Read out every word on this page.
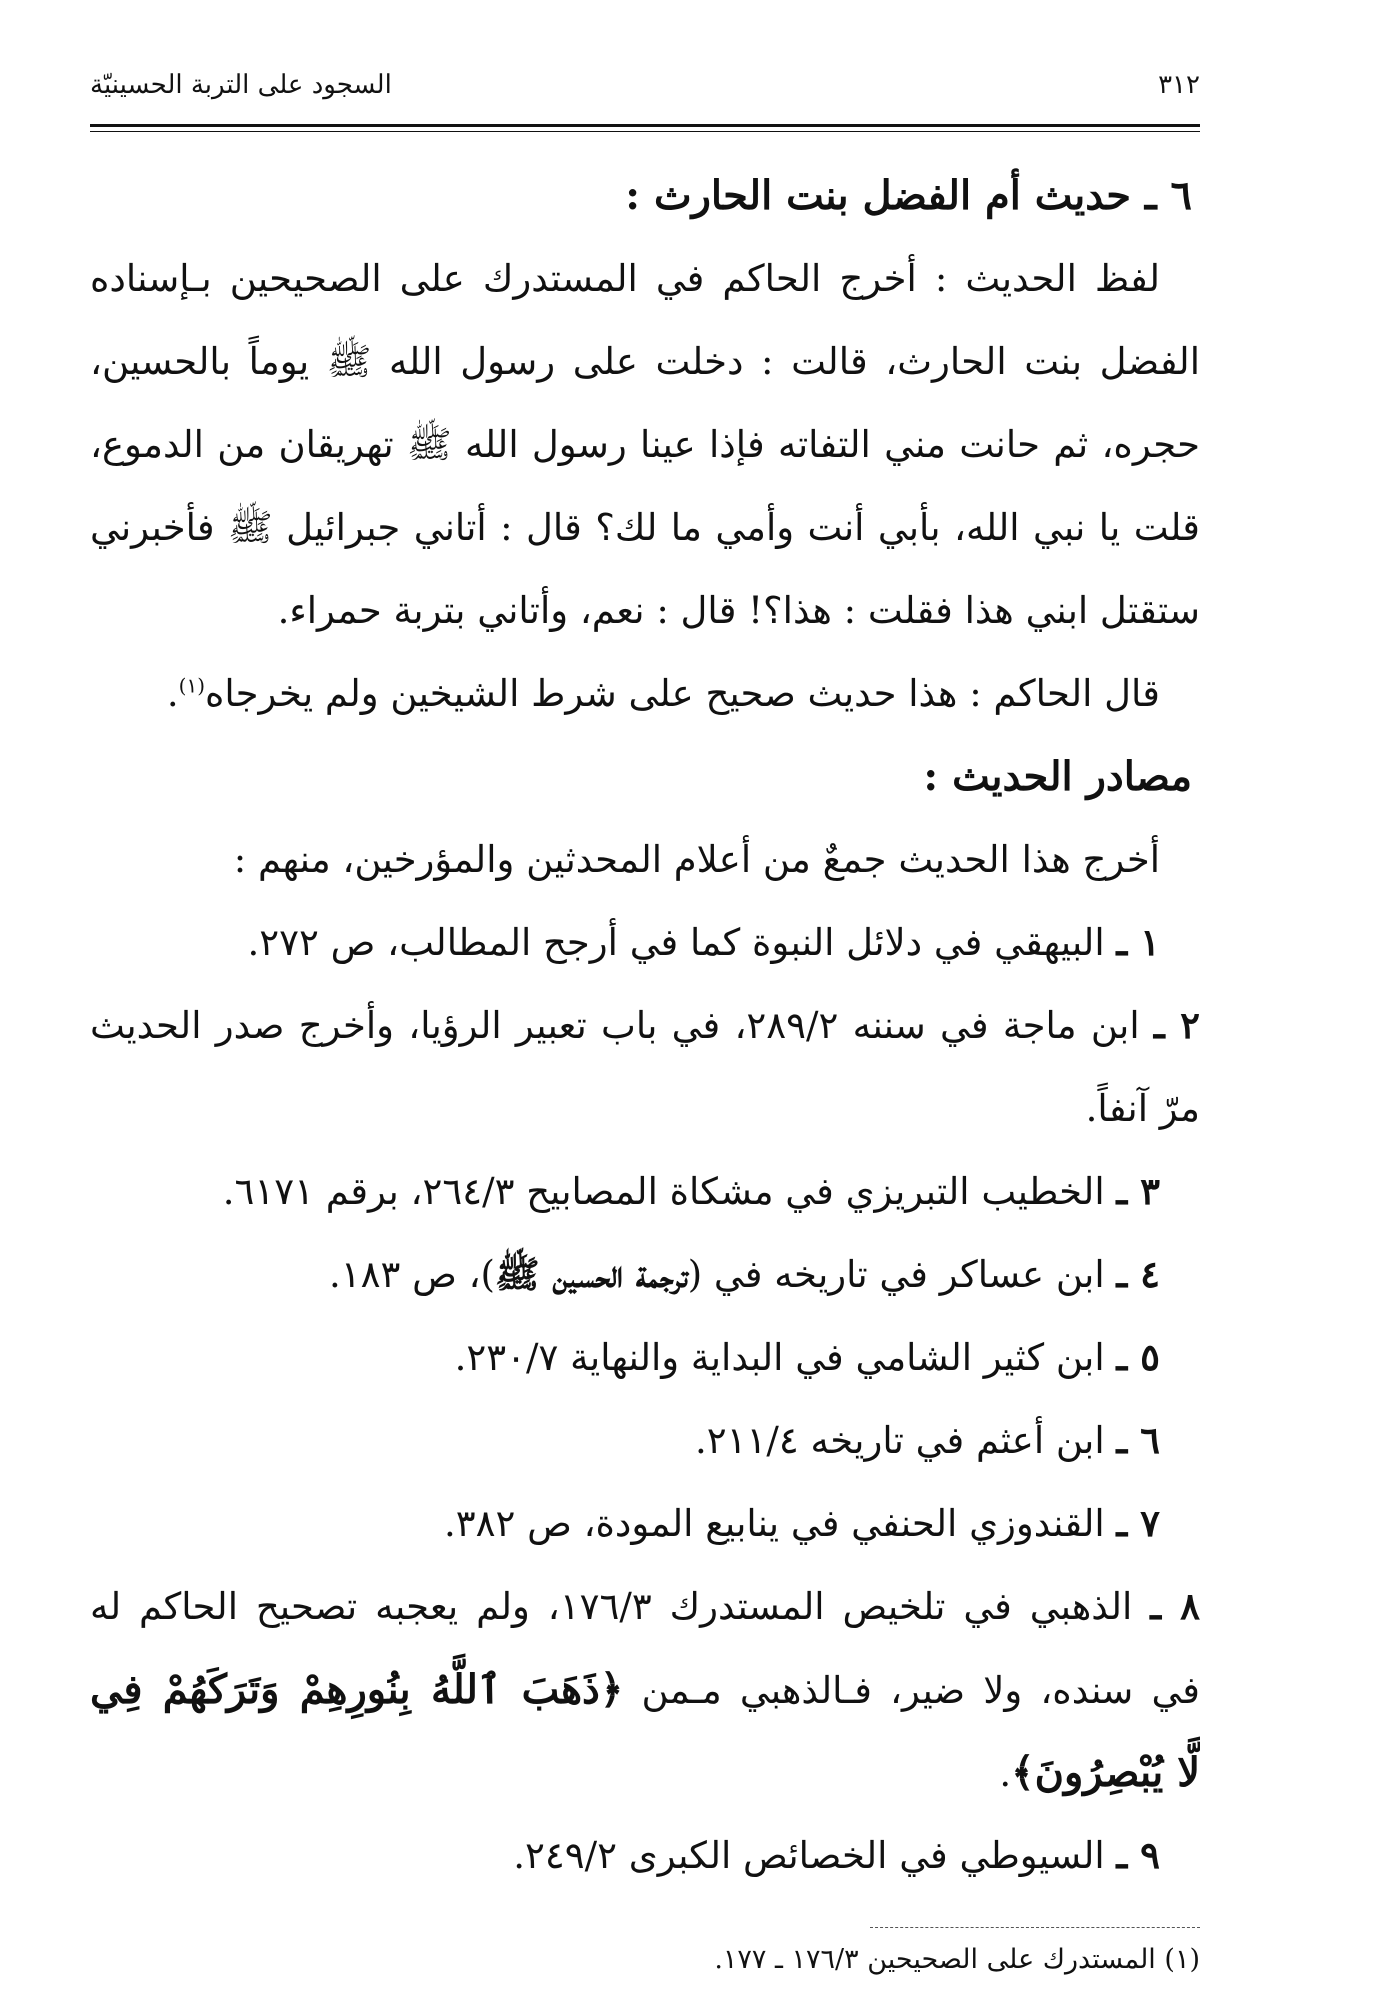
٣١٢
السجود على التربة الحسينيّة
٦ ـ حديث أم الفضل بنت الحارث :
لفظ الحديث : أخرج الحاكم في المستدرك على الصحيحين بـإسناده
الفضل بنت الحارث، قالت : دخلت على رسول الله ﷺ يوماً بالحسين،
حجره، ثم حانت مني التفاته فإذا عينا رسول الله ﷺ تهريقان من الدموع،
قلت يا نبي الله، بأبي أنت وأمي ما لك؟ قال : أتاني جبرائيل ﷺ فأخبرني
ستقتل ابني هذا فقلت : هذا؟! قال : نعم، وأتاني بتربة حمراء.
قال الحاكم : هذا حديث صحيح على شرط الشيخين ولم يخرجاه$^{(١)}$.
مصادر الحديث :
أخرج هذا الحديث جمعٌ من أعلام المحدثين والمؤرخين، منهم :
١ ـ البيهقي في دلائل النبوة كما في أرجح المطالب، ص ٢٧٢.
٢ ـ ابن ماجة في سننه ٢٨٩/٢، في باب تعبير الرؤيا، وأخرج صدر الحديث
مرّ آنفاً.
٣ ـ الخطيب التبريزي في مشكاة المصابيح ٢٦٤/٣، برقم ٦١٧١.
٤ ـ ابن عساكر في تاريخه في (ترجمة الحسين ﷺ)، ص ١٨٣.
٥ ـ ابن كثير الشامي في البداية والنهاية ٢٣٠/٧.
٦ ـ ابن أعثم في تاريخه ٢١١/٤.
٧ ـ القندوزي الحنفي في ينابيع المودة، ص ٣٨٢.
٨ ـ الذهبي في تلخيص المستدرك ١٧٦/٣، ولم يعجبه تصحيح الحاكم له
في سنده، ولا ضير، فـالذهبي مـمن ﴿ذَهَبَ ٱللَّهُ بِنُورِهِمْ وَتَرَكَهُمْ فِي
لَّا يُبْصِرُونَ﴾.
٩ ـ السيوطي في الخصائص الكبرى ٢٤٩/٢.
(١) المستدرك على الصحيحين ١٧٦/٣ ـ ١٧٧.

Stated goal
Retype each record exactly as it stands, but do not include the pictures.

Solution to this task
Read out every word on this page.
٣١٢
السجود على التربة الحسينيّة
٦ ـ حديث أم الفضل بنت الحارث :
لفظ الحديث : أخرج الحاكم في المستدرك على الصحيحين بـإسناده
الفضل بنت الحارث، قالت : دخلت على رسول الله ﷺ يوماً بالحسين،
حجره، ثم حانت مني التفاته فإذا عينا رسول الله ﷺ تهريقان من الدموع،
قلت يا نبي الله، بأبي أنت وأمي ما لك؟ قال : أتاني جبرائيل ﷺ فأخبرني
ستقتل ابني هذا فقلت : هذا؟! قال : نعم، وأتاني بتربة حمراء.
قال الحاكم : هذا حديث صحيح على شرط الشيخين ولم يخرجاه$^{(١)}$.
مصادر الحديث :
أخرج هذا الحديث جمعٌ من أعلام المحدثين والمؤرخين، منهم :
١ ـ البيهقي في دلائل النبوة كما في أرجح المطالب، ص ٢٧٢.
٢ ـ ابن ماجة في سننه ٢٨٩/٢، في باب تعبير الرؤيا، وأخرج صدر الحديث
مرّ آنفاً.
٣ ـ الخطيب التبريزي في مشكاة المصابيح ٢٦٤/٣، برقم ٦١٧١.
٤ ـ ابن عساكر في تاريخه في (ترجمة الحسين ﷺ)، ص ١٨٣.
٥ ـ ابن كثير الشامي في البداية والنهاية ٢٣٠/٧.
٦ ـ ابن أعثم في تاريخه ٢١١/٤.
٧ ـ القندوزي الحنفي في ينابيع المودة، ص ٣٨٢.
٨ ـ الذهبي في تلخيص المستدرك ١٧٦/٣، ولم يعجبه تصحيح الحاكم له
في سنده، ولا ضير، فـالذهبي مـمن ﴿ذَهَبَ ٱللَّهُ بِنُورِهِمْ وَتَرَكَهُمْ فِي
لَّا يُبْصِرُونَ﴾.
٩ ـ السيوطي في الخصائص الكبرى ٢٤٩/٢.
(١) المستدرك على الصحيحين ١٧٦/٣ ـ ١٧٧.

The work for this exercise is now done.